**Information given:**

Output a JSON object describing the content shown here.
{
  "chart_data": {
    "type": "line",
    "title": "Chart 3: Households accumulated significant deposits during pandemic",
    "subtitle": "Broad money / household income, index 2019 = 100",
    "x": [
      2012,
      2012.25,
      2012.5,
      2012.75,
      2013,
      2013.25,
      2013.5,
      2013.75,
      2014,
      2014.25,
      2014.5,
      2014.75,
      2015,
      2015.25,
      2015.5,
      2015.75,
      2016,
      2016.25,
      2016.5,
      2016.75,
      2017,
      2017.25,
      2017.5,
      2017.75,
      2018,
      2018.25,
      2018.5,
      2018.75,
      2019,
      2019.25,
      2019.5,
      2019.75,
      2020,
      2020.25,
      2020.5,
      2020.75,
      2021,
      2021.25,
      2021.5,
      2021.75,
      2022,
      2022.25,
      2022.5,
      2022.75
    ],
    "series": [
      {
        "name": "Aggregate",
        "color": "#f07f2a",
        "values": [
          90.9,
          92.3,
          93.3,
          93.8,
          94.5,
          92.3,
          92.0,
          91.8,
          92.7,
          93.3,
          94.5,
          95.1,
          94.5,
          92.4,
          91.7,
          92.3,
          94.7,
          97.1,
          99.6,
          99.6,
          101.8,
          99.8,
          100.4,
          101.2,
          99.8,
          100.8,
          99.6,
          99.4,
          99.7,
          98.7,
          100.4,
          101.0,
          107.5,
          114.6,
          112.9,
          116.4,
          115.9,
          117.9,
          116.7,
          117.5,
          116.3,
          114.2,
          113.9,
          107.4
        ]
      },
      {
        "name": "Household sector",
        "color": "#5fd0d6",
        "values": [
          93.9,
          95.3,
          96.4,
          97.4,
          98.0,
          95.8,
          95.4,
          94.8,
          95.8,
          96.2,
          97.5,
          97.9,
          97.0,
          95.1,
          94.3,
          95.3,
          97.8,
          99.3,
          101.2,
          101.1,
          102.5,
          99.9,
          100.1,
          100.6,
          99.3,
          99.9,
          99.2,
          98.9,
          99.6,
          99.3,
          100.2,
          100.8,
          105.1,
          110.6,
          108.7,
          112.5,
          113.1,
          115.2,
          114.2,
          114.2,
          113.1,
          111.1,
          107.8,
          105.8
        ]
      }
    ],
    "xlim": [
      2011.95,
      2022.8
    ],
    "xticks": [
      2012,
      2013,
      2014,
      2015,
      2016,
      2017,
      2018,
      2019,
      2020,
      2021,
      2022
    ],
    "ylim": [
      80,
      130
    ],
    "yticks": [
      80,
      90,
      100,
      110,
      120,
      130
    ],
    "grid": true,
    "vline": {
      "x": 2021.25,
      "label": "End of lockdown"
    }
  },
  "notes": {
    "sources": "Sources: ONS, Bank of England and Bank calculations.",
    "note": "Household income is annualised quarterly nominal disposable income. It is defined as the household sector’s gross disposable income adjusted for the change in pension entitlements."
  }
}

**Goal:** Your task is to output the full set of records exactly as presented.

**Correct answer:**
Output a JSON object describing the content shown here.
{
  "chart_data": {
    "type": "line",
    "title": "Chart 3: Households accumulated significant deposits during pandemic",
    "subtitle": "Broad money / household income, index 2019 = 100",
    "x": [
      2012,
      2012.25,
      2012.5,
      2012.75,
      2013,
      2013.25,
      2013.5,
      2013.75,
      2014,
      2014.25,
      2014.5,
      2014.75,
      2015,
      2015.25,
      2015.5,
      2015.75,
      2016,
      2016.25,
      2016.5,
      2016.75,
      2017,
      2017.25,
      2017.5,
      2017.75,
      2018,
      2018.25,
      2018.5,
      2018.75,
      2019,
      2019.25,
      2019.5,
      2019.75,
      2020,
      2020.25,
      2020.5,
      2020.75,
      2021,
      2021.25,
      2021.5,
      2021.75,
      2022,
      2022.25,
      2022.5,
      2022.75
    ],
    "series": [
      {
        "name": "Aggregate",
        "color": "#f07f2a",
        "values": [
          90.9,
          92.3,
          93.3,
          93.8,
          94.5,
          92.3,
          92.0,
          91.8,
          92.7,
          93.3,
          94.5,
          95.1,
          94.5,
          92.4,
          91.7,
          92.3,
          94.7,
          97.1,
          99.6,
          99.6,
          101.8,
          99.8,
          100.4,
          101.2,
          99.8,
          100.8,
          99.6,
          99.4,
          99.7,
          98.7,
          100.4,
          101.0,
          107.5,
          114.6,
          112.9,
          116.4,
          115.9,
          117.9,
          116.7,
          117.5,
          116.3,
          114.2,
          113.9,
          107.4
        ]
      },
      {
        "name": "Household sector",
        "color": "#5fd0d6",
        "values": [
          93.9,
          95.3,
          96.4,
          97.4,
          98.0,
          95.8,
          95.4,
          94.8,
          95.8,
          96.2,
          97.5,
          97.9,
          97.0,
          95.1,
          94.3,
          95.3,
          97.8,
          99.3,
          101.2,
          101.1,
          102.5,
          99.9,
          100.1,
          100.6,
          99.3,
          99.9,
          99.2,
          98.9,
          99.6,
          99.3,
          100.2,
          100.8,
          105.1,
          110.6,
          108.7,
          112.5,
          113.1,
          115.2,
          114.2,
          114.2,
          113.1,
          111.1,
          107.8,
          105.8
        ]
      }
    ],
    "xlim": [
      2011.95,
      2022.8
    ],
    "xticks": [
      2012,
      2013,
      2014,
      2015,
      2016,
      2017,
      2018,
      2019,
      2020,
      2021,
      2022
    ],
    "ylim": [
      80,
      130
    ],
    "yticks": [
      80,
      90,
      100,
      110,
      120,
      130
    ],
    "grid": true,
    "vline": {
      "x": 2021.25,
      "label": "End of lockdown"
    }
  },
  "notes": {
    "sources": "Sources: ONS, Bank of England and Bank calculations.",
    "note": "Household income is annualised quarterly nominal disposable income. It is defined as the household sector’s gross disposable income adjusted for the change in pension entitlements."
  }
}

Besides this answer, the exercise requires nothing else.